+++ ENTRIES
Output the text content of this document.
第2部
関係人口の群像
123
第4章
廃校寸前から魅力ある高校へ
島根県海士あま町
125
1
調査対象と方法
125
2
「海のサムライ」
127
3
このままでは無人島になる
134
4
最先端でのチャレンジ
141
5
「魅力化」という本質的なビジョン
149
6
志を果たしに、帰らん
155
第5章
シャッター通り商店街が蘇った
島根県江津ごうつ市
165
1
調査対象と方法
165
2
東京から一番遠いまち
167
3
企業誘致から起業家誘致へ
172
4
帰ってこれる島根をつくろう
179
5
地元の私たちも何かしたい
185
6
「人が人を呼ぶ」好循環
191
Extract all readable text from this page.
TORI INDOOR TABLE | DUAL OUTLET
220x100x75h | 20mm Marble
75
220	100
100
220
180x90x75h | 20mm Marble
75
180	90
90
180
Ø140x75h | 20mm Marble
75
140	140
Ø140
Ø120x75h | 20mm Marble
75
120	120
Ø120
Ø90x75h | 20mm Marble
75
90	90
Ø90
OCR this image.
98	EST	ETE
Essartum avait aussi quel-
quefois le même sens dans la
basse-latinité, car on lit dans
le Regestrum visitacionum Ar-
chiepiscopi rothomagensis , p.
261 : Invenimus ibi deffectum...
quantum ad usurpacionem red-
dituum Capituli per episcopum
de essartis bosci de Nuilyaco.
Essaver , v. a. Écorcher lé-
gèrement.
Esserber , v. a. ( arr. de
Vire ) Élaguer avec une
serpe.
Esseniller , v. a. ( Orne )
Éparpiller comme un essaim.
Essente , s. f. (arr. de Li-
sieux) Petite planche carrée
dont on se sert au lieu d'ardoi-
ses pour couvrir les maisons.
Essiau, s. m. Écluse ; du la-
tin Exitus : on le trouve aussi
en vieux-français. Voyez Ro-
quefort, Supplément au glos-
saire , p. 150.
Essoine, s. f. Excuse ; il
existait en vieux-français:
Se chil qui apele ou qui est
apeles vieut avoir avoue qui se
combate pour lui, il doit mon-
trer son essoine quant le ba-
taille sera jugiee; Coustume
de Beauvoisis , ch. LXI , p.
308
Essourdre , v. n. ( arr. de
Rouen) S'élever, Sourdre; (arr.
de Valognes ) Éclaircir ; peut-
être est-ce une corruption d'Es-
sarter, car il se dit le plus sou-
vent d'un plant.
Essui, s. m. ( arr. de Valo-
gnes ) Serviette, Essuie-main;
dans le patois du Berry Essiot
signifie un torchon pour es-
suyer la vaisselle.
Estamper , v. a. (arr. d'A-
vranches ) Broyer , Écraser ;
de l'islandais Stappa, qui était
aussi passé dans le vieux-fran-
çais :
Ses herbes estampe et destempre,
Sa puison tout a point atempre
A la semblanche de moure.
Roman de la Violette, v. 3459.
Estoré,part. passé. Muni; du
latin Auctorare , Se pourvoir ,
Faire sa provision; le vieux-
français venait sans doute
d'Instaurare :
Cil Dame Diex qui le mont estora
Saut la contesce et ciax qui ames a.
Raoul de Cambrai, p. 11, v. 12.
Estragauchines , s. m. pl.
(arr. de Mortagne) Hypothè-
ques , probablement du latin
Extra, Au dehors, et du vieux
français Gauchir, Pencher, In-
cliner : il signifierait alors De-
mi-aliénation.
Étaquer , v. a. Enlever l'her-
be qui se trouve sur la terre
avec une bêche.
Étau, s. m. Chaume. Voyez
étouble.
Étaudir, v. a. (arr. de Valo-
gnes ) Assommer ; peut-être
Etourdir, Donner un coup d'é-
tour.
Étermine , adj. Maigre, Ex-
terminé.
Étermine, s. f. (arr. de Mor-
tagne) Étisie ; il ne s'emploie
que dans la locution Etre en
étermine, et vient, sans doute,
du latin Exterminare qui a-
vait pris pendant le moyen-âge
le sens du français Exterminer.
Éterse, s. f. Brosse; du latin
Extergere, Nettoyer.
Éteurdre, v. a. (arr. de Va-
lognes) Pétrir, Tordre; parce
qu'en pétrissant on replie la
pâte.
++++++
◆ AIM ◆
Gather and copy every line of the data in which the string "Marble" is found.

◆ TASK RESPONSE ◆
220x100x75h | 20mm Marble
180x90x75h | 20mm Marble
Ø140x75h | 20mm Marble
Ø120x75h | 20mm Marble
Ø90x75h | 20mm Marble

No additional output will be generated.